Data records ▸
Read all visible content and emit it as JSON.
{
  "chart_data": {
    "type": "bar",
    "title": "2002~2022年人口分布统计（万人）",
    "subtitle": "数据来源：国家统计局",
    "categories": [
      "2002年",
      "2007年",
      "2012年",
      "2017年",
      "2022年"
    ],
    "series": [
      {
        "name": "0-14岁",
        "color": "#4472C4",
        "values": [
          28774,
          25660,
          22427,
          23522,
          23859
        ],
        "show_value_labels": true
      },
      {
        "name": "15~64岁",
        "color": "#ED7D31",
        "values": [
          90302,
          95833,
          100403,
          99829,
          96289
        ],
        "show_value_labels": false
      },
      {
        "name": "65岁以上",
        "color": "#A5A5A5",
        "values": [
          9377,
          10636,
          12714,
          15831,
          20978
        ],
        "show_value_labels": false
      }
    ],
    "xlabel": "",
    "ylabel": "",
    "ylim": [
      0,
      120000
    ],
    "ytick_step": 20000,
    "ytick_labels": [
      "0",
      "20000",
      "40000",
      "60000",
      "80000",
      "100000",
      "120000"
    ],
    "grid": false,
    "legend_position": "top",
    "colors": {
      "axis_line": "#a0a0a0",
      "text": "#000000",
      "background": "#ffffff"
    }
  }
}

Exercise directions ▸ Return each line of the data exactly as written above.

Written response ▸
Read all visible content and emit it as JSON.
{
  "chart_data": {
    "type": "bar",
    "title": "2002~2022年人口分布统计（万人）",
    "subtitle": "数据来源：国家统计局",
    "categories": [
      "2002年",
      "2007年",
      "2012年",
      "2017年",
      "2022年"
    ],
    "series": [
      {
        "name": "0-14岁",
        "color": "#4472C4",
        "values": [
          28774,
          25660,
          22427,
          23522,
          23859
        ],
        "show_value_labels": true
      },
      {
        "name": "15~64岁",
        "color": "#ED7D31",
        "values": [
          90302,
          95833,
          100403,
          99829,
          96289
        ],
        "show_value_labels": false
      },
      {
        "name": "65岁以上",
        "color": "#A5A5A5",
        "values": [
          9377,
          10636,
          12714,
          15831,
          20978
        ],
        "show_value_labels": false
      }
    ],
    "xlabel": "",
    "ylabel": "",
    "ylim": [
      0,
      120000
    ],
    "ytick_step": 20000,
    "ytick_labels": [
      "0",
      "20000",
      "40000",
      "60000",
      "80000",
      "100000",
      "120000"
    ],
    "grid": false,
    "legend_position": "top",
    "colors": {
      "axis_line": "#a0a0a0",
      "text": "#000000",
      "background": "#ffffff"
    }
  }
}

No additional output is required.